— start of Exercise materials —

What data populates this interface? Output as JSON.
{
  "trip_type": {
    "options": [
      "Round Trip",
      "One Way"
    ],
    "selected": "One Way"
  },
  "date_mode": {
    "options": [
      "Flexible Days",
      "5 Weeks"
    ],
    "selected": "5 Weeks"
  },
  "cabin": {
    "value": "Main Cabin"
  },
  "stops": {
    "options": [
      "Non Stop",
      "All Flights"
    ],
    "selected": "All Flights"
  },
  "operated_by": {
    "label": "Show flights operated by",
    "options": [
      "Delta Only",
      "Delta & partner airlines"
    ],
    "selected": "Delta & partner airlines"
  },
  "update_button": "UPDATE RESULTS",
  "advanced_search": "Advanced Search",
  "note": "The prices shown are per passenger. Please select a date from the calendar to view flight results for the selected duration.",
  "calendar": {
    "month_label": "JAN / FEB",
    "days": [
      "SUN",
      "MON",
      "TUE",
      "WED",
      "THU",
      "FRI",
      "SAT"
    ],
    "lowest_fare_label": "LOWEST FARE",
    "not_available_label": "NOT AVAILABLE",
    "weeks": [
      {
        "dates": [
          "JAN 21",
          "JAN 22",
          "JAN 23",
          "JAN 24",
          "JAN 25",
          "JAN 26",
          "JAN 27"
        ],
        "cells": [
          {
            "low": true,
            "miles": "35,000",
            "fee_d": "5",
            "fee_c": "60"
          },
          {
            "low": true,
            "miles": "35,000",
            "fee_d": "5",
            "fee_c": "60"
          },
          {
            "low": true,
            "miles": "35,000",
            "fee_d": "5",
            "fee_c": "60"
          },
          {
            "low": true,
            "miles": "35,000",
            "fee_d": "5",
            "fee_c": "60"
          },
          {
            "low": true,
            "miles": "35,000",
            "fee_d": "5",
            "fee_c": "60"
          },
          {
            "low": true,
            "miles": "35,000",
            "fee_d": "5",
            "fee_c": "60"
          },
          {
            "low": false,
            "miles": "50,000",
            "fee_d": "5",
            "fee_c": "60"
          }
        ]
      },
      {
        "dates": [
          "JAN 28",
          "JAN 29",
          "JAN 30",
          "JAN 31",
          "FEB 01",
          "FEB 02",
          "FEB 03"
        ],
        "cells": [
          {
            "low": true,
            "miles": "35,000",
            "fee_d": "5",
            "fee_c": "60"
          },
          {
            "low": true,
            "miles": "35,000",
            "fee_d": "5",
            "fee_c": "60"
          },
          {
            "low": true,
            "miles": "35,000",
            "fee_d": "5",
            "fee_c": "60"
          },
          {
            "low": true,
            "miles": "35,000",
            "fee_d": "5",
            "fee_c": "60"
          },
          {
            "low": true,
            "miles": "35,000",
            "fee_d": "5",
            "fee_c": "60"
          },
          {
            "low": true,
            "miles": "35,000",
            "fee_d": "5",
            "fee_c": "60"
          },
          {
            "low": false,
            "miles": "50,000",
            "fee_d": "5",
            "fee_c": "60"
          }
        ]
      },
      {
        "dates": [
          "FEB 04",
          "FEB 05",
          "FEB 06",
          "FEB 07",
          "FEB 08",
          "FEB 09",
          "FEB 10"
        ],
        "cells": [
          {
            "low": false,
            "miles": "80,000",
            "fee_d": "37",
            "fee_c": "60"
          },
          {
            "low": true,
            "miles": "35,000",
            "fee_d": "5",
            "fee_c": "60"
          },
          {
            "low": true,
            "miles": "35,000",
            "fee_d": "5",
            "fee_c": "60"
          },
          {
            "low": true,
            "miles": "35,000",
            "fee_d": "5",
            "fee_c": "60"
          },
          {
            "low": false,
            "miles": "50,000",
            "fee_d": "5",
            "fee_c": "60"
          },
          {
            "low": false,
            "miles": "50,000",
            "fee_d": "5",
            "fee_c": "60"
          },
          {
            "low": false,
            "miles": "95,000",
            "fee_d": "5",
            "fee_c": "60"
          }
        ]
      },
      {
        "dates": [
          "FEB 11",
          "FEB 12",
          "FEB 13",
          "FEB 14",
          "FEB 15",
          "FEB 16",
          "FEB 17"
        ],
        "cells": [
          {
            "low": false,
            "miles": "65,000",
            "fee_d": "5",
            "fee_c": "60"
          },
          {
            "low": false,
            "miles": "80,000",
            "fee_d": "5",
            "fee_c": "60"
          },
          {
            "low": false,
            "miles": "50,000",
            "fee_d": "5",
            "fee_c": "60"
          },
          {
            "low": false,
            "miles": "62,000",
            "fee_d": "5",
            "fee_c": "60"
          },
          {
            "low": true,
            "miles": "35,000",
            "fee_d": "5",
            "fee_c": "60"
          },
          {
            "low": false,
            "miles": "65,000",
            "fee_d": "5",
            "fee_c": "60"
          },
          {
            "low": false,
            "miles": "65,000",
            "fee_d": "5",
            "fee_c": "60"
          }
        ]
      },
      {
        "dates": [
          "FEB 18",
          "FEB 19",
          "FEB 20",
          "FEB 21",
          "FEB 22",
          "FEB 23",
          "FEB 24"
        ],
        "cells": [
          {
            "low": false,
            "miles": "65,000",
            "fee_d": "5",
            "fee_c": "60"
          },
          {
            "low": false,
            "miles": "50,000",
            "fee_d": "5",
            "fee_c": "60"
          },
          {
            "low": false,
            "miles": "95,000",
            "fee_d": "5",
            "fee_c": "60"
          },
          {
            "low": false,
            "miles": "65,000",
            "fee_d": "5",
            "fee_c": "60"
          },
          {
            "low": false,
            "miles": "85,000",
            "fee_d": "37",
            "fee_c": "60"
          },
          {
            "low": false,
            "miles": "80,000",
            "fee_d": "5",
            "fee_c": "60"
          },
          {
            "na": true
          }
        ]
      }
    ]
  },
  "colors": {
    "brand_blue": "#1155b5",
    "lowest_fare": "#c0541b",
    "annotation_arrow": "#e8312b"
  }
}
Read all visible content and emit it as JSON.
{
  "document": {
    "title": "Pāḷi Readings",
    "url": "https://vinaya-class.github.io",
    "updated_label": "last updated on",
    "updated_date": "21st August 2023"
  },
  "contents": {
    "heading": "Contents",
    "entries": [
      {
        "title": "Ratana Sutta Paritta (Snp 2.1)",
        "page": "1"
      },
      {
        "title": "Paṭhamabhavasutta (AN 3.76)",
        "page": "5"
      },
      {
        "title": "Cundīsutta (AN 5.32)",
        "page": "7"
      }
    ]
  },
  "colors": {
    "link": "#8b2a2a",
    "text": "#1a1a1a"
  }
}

— end of Exercise materials —

*What you have to do*
In the listing above, how many lines include the word "selected"? Answer with the number and nothing more.

*Final answer*
5